**Records provided**
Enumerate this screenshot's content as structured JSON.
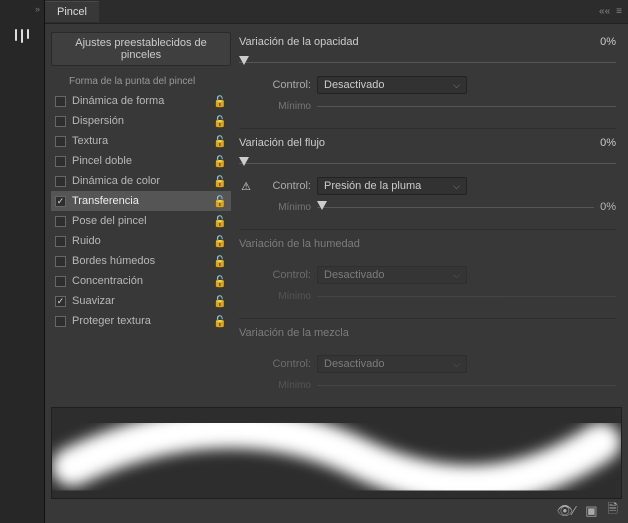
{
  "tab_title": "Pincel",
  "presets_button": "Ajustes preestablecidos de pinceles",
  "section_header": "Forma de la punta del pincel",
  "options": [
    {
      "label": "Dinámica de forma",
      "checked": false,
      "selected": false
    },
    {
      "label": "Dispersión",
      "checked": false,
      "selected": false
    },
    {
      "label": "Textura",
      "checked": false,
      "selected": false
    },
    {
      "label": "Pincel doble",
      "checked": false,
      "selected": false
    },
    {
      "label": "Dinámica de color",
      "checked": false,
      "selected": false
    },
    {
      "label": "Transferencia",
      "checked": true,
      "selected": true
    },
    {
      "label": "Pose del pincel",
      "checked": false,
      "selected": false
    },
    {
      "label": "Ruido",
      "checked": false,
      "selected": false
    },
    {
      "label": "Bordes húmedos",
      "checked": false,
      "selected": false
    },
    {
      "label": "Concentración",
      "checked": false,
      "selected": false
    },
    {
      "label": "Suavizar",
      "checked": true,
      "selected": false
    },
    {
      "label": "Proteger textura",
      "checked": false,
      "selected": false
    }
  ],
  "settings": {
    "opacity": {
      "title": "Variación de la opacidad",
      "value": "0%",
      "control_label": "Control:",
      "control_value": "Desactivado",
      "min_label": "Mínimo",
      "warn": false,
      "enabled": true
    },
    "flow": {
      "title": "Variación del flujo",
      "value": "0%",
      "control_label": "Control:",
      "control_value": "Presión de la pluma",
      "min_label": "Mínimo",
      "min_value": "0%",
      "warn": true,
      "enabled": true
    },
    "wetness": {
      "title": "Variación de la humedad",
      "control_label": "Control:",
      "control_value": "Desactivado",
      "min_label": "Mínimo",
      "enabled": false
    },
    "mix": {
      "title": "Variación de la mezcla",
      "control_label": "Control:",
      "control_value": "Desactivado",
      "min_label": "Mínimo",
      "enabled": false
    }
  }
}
* * *
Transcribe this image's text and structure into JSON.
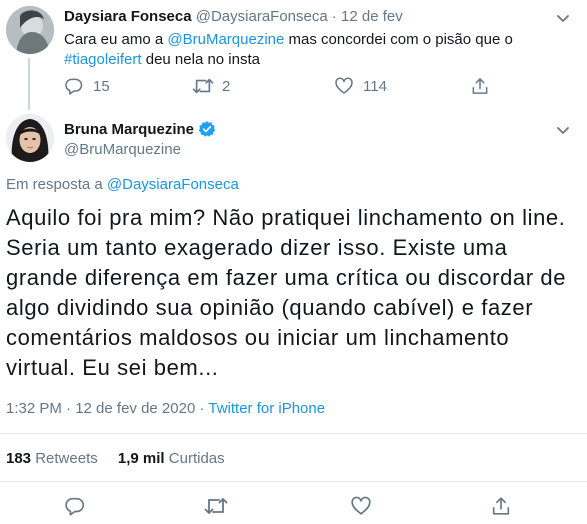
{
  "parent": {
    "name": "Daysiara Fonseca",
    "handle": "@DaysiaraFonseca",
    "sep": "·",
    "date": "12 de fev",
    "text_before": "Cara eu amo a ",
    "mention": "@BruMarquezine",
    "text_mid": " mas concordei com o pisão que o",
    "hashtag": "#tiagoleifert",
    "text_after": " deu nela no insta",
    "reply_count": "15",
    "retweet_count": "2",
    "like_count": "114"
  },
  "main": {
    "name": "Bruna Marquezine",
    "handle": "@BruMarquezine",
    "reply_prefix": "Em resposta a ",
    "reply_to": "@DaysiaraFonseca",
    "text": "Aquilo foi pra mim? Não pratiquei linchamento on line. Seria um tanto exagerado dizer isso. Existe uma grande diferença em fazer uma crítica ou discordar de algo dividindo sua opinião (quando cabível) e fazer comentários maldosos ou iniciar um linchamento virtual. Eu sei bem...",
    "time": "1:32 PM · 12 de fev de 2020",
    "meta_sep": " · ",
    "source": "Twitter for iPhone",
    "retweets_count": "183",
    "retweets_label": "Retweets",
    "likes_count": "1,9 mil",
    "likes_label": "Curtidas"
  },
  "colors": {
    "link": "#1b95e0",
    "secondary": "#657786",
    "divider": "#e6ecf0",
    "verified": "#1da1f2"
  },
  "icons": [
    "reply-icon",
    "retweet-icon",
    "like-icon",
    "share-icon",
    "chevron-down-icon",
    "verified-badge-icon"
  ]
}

**What is asked**
Copy each line in the data that holds the word "verified".

**Output of the task**
    "verified": "#1da1f2"
    "verified-badge-icon"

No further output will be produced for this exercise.